* _Data section_
-- Start --
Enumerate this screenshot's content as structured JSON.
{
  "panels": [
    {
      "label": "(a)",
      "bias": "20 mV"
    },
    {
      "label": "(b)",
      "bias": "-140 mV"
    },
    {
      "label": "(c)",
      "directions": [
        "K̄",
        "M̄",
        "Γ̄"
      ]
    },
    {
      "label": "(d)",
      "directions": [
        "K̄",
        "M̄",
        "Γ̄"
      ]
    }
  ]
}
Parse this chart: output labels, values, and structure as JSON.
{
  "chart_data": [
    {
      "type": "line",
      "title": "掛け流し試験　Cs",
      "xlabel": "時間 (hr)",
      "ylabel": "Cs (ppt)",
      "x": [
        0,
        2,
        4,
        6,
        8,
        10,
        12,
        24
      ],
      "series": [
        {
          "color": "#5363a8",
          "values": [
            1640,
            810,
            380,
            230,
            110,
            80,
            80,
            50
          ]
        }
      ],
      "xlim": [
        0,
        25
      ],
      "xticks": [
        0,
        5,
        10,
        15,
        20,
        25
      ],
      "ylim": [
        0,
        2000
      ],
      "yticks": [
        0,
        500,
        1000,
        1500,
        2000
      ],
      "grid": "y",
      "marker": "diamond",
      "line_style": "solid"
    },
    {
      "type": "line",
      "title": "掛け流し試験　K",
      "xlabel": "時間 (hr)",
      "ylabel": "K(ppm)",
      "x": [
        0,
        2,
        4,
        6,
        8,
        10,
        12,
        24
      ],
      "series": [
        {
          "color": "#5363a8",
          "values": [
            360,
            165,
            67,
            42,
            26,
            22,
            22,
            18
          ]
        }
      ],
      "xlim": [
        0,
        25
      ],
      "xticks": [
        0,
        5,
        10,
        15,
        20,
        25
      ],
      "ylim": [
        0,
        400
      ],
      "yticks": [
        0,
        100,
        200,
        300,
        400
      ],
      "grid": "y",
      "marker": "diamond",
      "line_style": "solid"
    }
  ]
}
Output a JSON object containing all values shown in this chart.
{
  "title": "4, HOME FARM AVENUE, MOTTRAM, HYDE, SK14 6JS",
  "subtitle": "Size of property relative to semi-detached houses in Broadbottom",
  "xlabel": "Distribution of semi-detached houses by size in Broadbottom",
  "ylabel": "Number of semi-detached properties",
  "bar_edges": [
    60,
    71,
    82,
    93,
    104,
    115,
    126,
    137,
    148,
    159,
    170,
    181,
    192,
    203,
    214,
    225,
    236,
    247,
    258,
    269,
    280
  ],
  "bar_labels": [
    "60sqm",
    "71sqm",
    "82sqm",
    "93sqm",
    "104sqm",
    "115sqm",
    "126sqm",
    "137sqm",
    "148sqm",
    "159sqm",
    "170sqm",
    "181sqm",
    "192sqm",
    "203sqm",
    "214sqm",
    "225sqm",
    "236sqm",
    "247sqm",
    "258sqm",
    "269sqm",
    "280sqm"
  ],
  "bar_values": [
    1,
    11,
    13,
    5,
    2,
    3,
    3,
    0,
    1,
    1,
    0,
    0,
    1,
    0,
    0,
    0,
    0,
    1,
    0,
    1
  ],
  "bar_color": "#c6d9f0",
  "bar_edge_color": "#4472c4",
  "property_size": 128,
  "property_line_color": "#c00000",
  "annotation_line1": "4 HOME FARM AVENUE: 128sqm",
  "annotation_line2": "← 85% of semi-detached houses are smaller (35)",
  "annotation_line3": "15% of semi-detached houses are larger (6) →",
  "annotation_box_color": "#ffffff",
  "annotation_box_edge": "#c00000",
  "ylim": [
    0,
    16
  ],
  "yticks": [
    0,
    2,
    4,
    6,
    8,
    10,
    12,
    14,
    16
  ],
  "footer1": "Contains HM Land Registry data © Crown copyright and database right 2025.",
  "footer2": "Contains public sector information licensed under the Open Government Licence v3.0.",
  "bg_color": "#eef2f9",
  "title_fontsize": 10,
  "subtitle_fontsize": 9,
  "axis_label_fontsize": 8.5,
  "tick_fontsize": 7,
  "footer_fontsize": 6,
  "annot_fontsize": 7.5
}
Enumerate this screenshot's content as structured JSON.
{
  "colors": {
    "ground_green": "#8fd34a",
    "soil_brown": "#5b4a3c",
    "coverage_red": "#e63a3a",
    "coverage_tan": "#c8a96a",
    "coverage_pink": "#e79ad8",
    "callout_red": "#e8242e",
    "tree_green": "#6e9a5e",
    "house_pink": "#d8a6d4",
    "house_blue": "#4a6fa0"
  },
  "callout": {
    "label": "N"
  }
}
-- End --
* _Work to do_
Print out every record again, exactly and in full.

* _Reply to the exercise_
Enumerate this screenshot's content as structured JSON.
{
  "panels": [
    {
      "label": "(a)",
      "bias": "20 mV"
    },
    {
      "label": "(b)",
      "bias": "-140 mV"
    },
    {
      "label": "(c)",
      "directions": [
        "K̄",
        "M̄",
        "Γ̄"
      ]
    },
    {
      "label": "(d)",
      "directions": [
        "K̄",
        "M̄",
        "Γ̄"
      ]
    }
  ]
}
Parse this chart: output labels, values, and structure as JSON.
{
  "chart_data": [
    {
      "type": "line",
      "title": "掛け流し試験　Cs",
      "xlabel": "時間 (hr)",
      "ylabel": "Cs (ppt)",
      "x": [
        0,
        2,
        4,
        6,
        8,
        10,
        12,
        24
      ],
      "series": [
        {
          "color": "#5363a8",
          "values": [
            1640,
            810,
            380,
            230,
            110,
            80,
            80,
            50
          ]
        }
      ],
      "xlim": [
        0,
        25
      ],
      "xticks": [
        0,
        5,
        10,
        15,
        20,
        25
      ],
      "ylim": [
        0,
        2000
      ],
      "yticks": [
        0,
        500,
        1000,
        1500,
        2000
      ],
      "grid": "y",
      "marker": "diamond",
      "line_style": "solid"
    },
    {
      "type": "line",
      "title": "掛け流し試験　K",
      "xlabel": "時間 (hr)",
      "ylabel": "K(ppm)",
      "x": [
        0,
        2,
        4,
        6,
        8,
        10,
        12,
        24
      ],
      "series": [
        {
          "color": "#5363a8",
          "values": [
            360,
            165,
            67,
            42,
            26,
            22,
            22,
            18
          ]
        }
      ],
      "xlim": [
        0,
        25
      ],
      "xticks": [
        0,
        5,
        10,
        15,
        20,
        25
      ],
      "ylim": [
        0,
        400
      ],
      "yticks": [
        0,
        100,
        200,
        300,
        400
      ],
      "grid": "y",
      "marker": "diamond",
      "line_style": "solid"
    }
  ]
}
Output a JSON object containing all values shown in this chart.
{
  "title": "4, HOME FARM AVENUE, MOTTRAM, HYDE, SK14 6JS",
  "subtitle": "Size of property relative to semi-detached houses in Broadbottom",
  "xlabel": "Distribution of semi-detached houses by size in Broadbottom",
  "ylabel": "Number of semi-detached properties",
  "bar_edges": [
    60,
    71,
    82,
    93,
    104,
    115,
    126,
    137,
    148,
    159,
    170,
    181,
    192,
    203,
    214,
    225,
    236,
    247,
    258,
    269,
    280
  ],
  "bar_labels": [
    "60sqm",
    "71sqm",
    "82sqm",
    "93sqm",
    "104sqm",
    "115sqm",
    "126sqm",
    "137sqm",
    "148sqm",
    "159sqm",
    "170sqm",
    "181sqm",
    "192sqm",
    "203sqm",
    "214sqm",
    "225sqm",
    "236sqm",
    "247sqm",
    "258sqm",
    "269sqm",
    "280sqm"
  ],
  "bar_values": [
    1,
    11,
    13,
    5,
    2,
    3,
    3,
    0,
    1,
    1,
    0,
    0,
    1,
    0,
    0,
    0,
    0,
    1,
    0,
    1
  ],
  "bar_color": "#c6d9f0",
  "bar_edge_color": "#4472c4",
  "property_size": 128,
  "property_line_color": "#c00000",
  "annotation_line1": "4 HOME FARM AVENUE: 128sqm",
  "annotation_line2": "← 85% of semi-detached houses are smaller (35)",
  "annotation_line3": "15% of semi-detached houses are larger (6) →",
  "annotation_box_color": "#ffffff",
  "annotation_box_edge": "#c00000",
  "ylim": [
    0,
    16
  ],
  "yticks": [
    0,
    2,
    4,
    6,
    8,
    10,
    12,
    14,
    16
  ],
  "footer1": "Contains HM Land Registry data © Crown copyright and database right 2025.",
  "footer2": "Contains public sector information licensed under the Open Government Licence v3.0.",
  "bg_color": "#eef2f9",
  "title_fontsize": 10,
  "subtitle_fontsize": 9,
  "axis_label_fontsize": 8.5,
  "tick_fontsize": 7,
  "footer_fontsize": 6,
  "annot_fontsize": 7.5
}
Enumerate this screenshot's content as structured JSON.
{
  "colors": {
    "ground_green": "#8fd34a",
    "soil_brown": "#5b4a3c",
    "coverage_red": "#e63a3a",
    "coverage_tan": "#c8a96a",
    "coverage_pink": "#e79ad8",
    "callout_red": "#e8242e",
    "tree_green": "#6e9a5e",
    "house_pink": "#d8a6d4",
    "house_blue": "#4a6fa0"
  },
  "callout": {
    "label": "N"
  }
}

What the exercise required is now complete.